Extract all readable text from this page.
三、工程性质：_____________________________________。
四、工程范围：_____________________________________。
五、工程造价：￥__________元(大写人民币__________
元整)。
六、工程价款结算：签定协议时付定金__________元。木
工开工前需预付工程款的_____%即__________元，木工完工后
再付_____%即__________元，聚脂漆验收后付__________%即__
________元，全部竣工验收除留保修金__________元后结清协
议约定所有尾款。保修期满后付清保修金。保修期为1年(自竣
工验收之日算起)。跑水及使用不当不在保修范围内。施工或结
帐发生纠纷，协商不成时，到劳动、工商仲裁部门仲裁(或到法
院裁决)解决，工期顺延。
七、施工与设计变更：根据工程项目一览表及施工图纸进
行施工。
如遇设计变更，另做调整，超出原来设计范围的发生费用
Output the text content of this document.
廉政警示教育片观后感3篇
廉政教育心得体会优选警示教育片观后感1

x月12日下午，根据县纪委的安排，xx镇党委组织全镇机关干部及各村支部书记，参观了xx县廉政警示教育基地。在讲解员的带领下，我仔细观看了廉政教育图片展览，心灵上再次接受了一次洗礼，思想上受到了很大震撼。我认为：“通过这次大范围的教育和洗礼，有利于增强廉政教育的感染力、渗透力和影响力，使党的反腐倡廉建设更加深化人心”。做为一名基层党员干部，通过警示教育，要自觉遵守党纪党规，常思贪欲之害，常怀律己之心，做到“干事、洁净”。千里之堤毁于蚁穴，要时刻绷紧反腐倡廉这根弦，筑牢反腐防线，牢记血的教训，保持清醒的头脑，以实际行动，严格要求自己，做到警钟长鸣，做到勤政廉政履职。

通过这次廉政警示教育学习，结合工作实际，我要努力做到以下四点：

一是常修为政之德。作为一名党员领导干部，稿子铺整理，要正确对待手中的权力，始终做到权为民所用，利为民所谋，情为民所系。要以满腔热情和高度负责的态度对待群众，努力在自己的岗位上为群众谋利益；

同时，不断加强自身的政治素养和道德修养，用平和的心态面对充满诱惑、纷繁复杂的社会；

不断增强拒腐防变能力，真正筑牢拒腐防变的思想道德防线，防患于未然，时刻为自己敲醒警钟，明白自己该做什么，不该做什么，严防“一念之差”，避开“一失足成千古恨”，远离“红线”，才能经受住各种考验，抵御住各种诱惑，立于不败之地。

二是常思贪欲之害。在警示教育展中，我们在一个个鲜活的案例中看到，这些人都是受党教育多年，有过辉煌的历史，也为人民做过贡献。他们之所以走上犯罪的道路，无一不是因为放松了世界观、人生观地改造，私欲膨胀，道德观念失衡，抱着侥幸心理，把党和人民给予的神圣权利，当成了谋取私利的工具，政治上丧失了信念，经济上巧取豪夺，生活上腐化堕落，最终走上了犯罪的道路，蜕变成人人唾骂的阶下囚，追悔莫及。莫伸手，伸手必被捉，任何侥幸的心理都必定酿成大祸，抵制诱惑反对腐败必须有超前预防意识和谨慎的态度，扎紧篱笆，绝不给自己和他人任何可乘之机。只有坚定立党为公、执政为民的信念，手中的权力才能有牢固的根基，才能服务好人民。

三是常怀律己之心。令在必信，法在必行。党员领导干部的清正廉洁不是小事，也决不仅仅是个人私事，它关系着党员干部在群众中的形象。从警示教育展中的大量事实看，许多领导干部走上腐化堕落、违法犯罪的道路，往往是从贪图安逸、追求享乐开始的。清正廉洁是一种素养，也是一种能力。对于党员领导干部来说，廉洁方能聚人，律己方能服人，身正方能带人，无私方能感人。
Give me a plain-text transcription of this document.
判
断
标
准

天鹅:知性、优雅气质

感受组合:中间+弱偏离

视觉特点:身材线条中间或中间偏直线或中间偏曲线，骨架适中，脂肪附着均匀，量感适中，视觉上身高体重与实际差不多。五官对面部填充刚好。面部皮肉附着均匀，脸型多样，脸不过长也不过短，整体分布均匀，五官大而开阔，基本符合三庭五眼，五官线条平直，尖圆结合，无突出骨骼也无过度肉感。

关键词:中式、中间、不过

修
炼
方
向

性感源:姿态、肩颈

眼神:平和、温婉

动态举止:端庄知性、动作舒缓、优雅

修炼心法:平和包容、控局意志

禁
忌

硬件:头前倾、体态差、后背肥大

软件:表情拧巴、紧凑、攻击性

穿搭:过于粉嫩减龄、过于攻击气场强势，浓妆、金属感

• Requirements: Print all of the entries exactly as they appear.

• Full answer:
Extract all readable text from this page.
三、工程性质：_____________________________________。
四、工程范围：_____________________________________。
五、工程造价：￥__________元(大写人民币__________
元整)。
六、工程价款结算：签定协议时付定金__________元。木
工开工前需预付工程款的_____%即__________元，木工完工后
再付_____%即__________元，聚脂漆验收后付__________%即__
________元，全部竣工验收除留保修金__________元后结清协
议约定所有尾款。保修期满后付清保修金。保修期为1年(自竣
工验收之日算起)。跑水及使用不当不在保修范围内。施工或结
帐发生纠纷，协商不成时，到劳动、工商仲裁部门仲裁(或到法
院裁决)解决，工期顺延。
七、施工与设计变更：根据工程项目一览表及施工图纸进
行施工。
如遇设计变更，另做调整，超出原来设计范围的发生费用
Output the text content of this document.
廉政警示教育片观后感3篇
廉政教育心得体会优选警示教育片观后感1

x月12日下午，根据县纪委的安排，xx镇党委组织全镇机关干部及各村支部书记，参观了xx县廉政警示教育基地。在讲解员的带领下，我仔细观看了廉政教育图片展览，心灵上再次接受了一次洗礼，思想上受到了很大震撼。我认为：“通过这次大范围的教育和洗礼，有利于增强廉政教育的感染力、渗透力和影响力，使党的反腐倡廉建设更加深化人心”。做为一名基层党员干部，通过警示教育，要自觉遵守党纪党规，常思贪欲之害，常怀律己之心，做到“干事、洁净”。千里之堤毁于蚁穴，要时刻绷紧反腐倡廉这根弦，筑牢反腐防线，牢记血的教训，保持清醒的头脑，以实际行动，严格要求自己，做到警钟长鸣，做到勤政廉政履职。

通过这次廉政警示教育学习，结合工作实际，我要努力做到以下四点：

一是常修为政之德。作为一名党员领导干部，稿子铺整理，要正确对待手中的权力，始终做到权为民所用，利为民所谋，情为民所系。要以满腔热情和高度负责的态度对待群众，努力在自己的岗位上为群众谋利益；

同时，不断加强自身的政治素养和道德修养，用平和的心态面对充满诱惑、纷繁复杂的社会；

不断增强拒腐防变能力，真正筑牢拒腐防变的思想道德防线，防患于未然，时刻为自己敲醒警钟，明白自己该做什么，不该做什么，严防“一念之差”，避开“一失足成千古恨”，远离“红线”，才能经受住各种考验，抵御住各种诱惑，立于不败之地。

二是常思贪欲之害。在警示教育展中，我们在一个个鲜活的案例中看到，这些人都是受党教育多年，有过辉煌的历史，也为人民做过贡献。他们之所以走上犯罪的道路，无一不是因为放松了世界观、人生观地改造，私欲膨胀，道德观念失衡，抱着侥幸心理，把党和人民给予的神圣权利，当成了谋取私利的工具，政治上丧失了信念，经济上巧取豪夺，生活上腐化堕落，最终走上了犯罪的道路，蜕变成人人唾骂的阶下囚，追悔莫及。莫伸手，伸手必被捉，任何侥幸的心理都必定酿成大祸，抵制诱惑反对腐败必须有超前预防意识和谨慎的态度，扎紧篱笆，绝不给自己和他人任何可乘之机。只有坚定立党为公、执政为民的信念，手中的权力才能有牢固的根基，才能服务好人民。

三是常怀律己之心。令在必信，法在必行。党员领导干部的清正廉洁不是小事，也决不仅仅是个人私事，它关系着党员干部在群众中的形象。从警示教育展中的大量事实看，许多领导干部走上腐化堕落、违法犯罪的道路，往往是从贪图安逸、追求享乐开始的。清正廉洁是一种素养，也是一种能力。对于党员领导干部来说，廉洁方能聚人，律己方能服人，身正方能带人，无私方能感人。
Give me a plain-text transcription of this document.
判
断
标
准

天鹅:知性、优雅气质

感受组合:中间+弱偏离

视觉特点:身材线条中间或中间偏直线或中间偏曲线，骨架适中，脂肪附着均匀，量感适中，视觉上身高体重与实际差不多。五官对面部填充刚好。面部皮肉附着均匀，脸型多样，脸不过长也不过短，整体分布均匀，五官大而开阔，基本符合三庭五眼，五官线条平直，尖圆结合，无突出骨骼也无过度肉感。

关键词:中式、中间、不过

修
炼
方
向

性感源:姿态、肩颈

眼神:平和、温婉

动态举止:端庄知性、动作舒缓、优雅

修炼心法:平和包容、控局意志

禁
忌

硬件:头前倾、体态差、后背肥大

软件:表情拧巴、紧凑、攻击性

穿搭:过于粉嫩减龄、过于攻击气场强势，浓妆、金属感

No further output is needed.